▸ Your task:
Answer these questions from the transcript below:
1. In which years did the speaker serve as a Royal Air Force chaplain?
2. In what subject did the speaker undertake a doctorate?
3. What phrase did the speaker come up with?

___ Text for analysis ___

What fascinated me was the brain prompted a physical response that was exactly the same,

0:32

both in an unmanned aircraft overhead or operating out from thousands of miles away.

0:47

I have a long history with the Royal Air Force, which started during university, and I left to become a chaplain.

0:54

I retrained and went back quite a few years later.

0:57

So from 2007 to 2008, I served as a Royal Air Force chaplain.

1:02

During that wartime period, I was a hospital chaplain for the casualties of the Iraq war,

1:09

and it had a life changing effect on me because they were asking me questions like, Should we be at war?

1:15

Should Prime Minister Tony Blair have sent us to war?

1:18

I realised I was woefully ill equipped to answer the questions to address them, even for myself.

1:24

And that prompted me to to undertake a doctorate, actually, in ethics and war.

1:29

That became the bedrock of my subsequent academic career.

1:35

For many years, drones have been controversial both in public life and in the way they've been represented in the media.

1:42

And when I was asked to write about Reaper, the brief I was given was "Can you write something about the ethics of it?"

1:47

Is it fair because the crew members can be thousands of miles away from the actual aircraft when they're dropping bombs, are firing missiles?

1:56

There's no chance that the crews can be attacked because they're on other continents even.

2:00

Why, when people are so far away, are they affected.

2:03

And I came up with the phrase, the distance paradox.

2:06

Despite being physically far away and can be thousands of miles, visually, emotionally, psychologically, especially with high definition cameras and screens,

2:16

they have a very intimate view of, for example, a body they watch in intimate detail what happens to that body.

___ Records shown ___

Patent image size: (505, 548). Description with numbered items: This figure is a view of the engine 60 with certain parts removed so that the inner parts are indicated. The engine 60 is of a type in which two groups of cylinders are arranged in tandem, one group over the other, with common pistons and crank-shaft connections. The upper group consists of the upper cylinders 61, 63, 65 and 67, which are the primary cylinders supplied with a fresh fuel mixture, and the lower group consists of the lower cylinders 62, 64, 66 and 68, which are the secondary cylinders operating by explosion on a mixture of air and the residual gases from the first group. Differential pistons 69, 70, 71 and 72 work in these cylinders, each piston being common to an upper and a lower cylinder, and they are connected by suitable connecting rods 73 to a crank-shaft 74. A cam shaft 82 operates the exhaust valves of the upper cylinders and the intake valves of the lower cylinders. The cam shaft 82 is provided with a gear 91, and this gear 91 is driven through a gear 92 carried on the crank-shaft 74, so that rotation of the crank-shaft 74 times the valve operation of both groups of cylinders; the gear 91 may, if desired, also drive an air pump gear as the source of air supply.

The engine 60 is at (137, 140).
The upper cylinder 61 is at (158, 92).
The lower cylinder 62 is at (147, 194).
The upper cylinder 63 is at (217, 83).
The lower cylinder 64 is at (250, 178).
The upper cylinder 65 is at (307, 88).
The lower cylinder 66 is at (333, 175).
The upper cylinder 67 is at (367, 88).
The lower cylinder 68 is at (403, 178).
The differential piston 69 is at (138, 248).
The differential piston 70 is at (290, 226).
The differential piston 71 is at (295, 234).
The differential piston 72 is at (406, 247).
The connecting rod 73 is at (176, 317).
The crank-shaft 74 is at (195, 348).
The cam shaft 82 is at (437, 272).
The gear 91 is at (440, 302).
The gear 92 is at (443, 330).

___

▸ Answer box:
1. From 2007 to 2008.
2. Ethics and war.
3. The distance paradox.